Report every line in the listing below where the string "Incidence" shows up.

— Start THE RECORDS —

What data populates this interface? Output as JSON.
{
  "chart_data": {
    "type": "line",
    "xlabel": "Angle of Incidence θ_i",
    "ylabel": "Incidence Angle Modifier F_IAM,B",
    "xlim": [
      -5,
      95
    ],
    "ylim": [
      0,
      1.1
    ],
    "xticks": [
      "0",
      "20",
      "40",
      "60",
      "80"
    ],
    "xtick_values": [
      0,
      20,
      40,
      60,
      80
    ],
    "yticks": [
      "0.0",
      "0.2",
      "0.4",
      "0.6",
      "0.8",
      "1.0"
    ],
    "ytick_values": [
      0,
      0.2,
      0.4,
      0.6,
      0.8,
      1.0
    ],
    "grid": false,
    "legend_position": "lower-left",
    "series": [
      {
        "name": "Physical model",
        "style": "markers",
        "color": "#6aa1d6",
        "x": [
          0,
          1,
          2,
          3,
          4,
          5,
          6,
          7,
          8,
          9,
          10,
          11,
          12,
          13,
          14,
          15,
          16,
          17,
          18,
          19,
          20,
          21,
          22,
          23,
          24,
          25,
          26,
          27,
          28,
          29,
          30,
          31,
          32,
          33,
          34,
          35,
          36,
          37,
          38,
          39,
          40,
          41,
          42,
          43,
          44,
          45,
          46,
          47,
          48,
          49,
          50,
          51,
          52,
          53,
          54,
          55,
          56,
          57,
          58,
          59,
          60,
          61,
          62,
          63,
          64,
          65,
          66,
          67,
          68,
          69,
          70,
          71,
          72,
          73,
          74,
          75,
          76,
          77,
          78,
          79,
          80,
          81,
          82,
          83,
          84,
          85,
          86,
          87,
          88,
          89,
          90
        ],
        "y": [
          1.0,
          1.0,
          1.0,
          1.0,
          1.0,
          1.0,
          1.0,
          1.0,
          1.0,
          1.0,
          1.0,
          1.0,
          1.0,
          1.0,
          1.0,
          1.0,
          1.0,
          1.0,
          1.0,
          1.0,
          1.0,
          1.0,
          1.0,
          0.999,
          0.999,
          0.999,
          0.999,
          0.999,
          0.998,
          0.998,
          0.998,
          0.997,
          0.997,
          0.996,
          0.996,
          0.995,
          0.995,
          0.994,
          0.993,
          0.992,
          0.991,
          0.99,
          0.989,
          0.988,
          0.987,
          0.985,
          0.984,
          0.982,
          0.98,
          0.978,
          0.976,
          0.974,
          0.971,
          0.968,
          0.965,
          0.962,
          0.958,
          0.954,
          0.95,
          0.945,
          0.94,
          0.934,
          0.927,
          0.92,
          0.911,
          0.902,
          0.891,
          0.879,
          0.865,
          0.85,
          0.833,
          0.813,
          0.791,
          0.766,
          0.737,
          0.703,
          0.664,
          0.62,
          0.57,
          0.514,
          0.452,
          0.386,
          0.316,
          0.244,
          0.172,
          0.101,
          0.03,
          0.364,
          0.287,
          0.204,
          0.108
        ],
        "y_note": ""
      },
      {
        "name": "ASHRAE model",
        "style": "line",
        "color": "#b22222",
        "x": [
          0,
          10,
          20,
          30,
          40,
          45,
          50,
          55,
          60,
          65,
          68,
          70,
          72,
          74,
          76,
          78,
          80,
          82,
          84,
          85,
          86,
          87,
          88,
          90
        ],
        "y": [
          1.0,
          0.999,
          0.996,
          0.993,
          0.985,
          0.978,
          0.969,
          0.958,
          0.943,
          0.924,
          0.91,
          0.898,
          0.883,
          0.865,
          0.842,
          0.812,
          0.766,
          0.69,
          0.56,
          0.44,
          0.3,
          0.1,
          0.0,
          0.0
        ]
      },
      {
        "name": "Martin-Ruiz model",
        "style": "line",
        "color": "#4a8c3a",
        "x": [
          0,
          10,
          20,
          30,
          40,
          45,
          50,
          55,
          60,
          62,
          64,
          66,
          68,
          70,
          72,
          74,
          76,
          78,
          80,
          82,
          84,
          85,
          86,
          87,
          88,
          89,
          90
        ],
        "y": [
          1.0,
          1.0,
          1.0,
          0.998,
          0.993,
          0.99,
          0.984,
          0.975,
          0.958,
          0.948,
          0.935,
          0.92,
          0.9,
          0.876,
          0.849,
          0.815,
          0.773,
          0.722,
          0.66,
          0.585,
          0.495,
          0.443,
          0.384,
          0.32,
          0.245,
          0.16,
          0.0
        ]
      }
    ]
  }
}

— End THE RECORDS —

• **TASK OUTPUT**:
    "xlabel": "Angle of Incidence θ_i",
    "ylabel": "Incidence Angle Modifier F_IAM,B",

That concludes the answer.